> Problem statement: Print the data verbatim. Leave every image out.

> Dataset content:
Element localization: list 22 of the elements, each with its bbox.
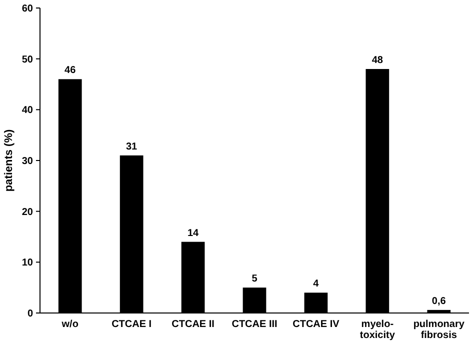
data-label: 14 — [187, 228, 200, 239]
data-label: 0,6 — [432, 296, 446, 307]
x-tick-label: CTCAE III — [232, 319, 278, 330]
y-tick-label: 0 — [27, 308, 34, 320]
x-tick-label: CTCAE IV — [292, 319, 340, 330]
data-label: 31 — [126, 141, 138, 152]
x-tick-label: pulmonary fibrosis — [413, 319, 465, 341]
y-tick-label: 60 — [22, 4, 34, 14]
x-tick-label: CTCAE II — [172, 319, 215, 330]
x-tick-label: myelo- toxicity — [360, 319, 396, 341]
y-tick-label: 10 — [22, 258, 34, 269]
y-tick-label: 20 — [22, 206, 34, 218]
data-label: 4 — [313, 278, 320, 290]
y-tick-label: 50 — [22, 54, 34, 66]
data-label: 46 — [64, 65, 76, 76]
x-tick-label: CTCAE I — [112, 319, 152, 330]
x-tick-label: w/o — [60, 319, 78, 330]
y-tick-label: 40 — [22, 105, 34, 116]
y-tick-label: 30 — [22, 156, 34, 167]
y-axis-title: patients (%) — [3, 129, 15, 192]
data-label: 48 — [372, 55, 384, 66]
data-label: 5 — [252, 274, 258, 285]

> Task solution:
Element localization: list 22 of the elements, each with its bbox.
data-label: 14 — [187, 228, 200, 239]
data-label: 0,6 — [432, 296, 446, 307]
x-tick-label: CTCAE III — [232, 319, 278, 330]
y-tick-label: 0 — [27, 308, 34, 320]
x-tick-label: CTCAE IV — [292, 319, 340, 330]
data-label: 31 — [126, 141, 138, 152]
x-tick-label: pulmonary fibrosis — [413, 319, 465, 341]
y-tick-label: 60 — [22, 4, 34, 14]
x-tick-label: CTCAE II — [172, 319, 215, 330]
x-tick-label: myelo- toxicity — [360, 319, 396, 341]
y-tick-label: 10 — [22, 258, 34, 269]
y-tick-label: 20 — [22, 206, 34, 218]
data-label: 4 — [313, 278, 320, 290]
y-tick-label: 50 — [22, 54, 34, 66]
data-label: 46 — [64, 65, 76, 76]
x-tick-label: CTCAE I — [112, 319, 152, 330]
x-tick-label: w/o — [60, 319, 78, 330]
y-tick-label: 40 — [22, 105, 34, 116]
y-tick-label: 30 — [22, 156, 34, 167]
y-axis-title: patients (%) — [3, 129, 15, 192]
data-label: 48 — [372, 55, 384, 66]
data-label: 5 — [252, 274, 258, 285]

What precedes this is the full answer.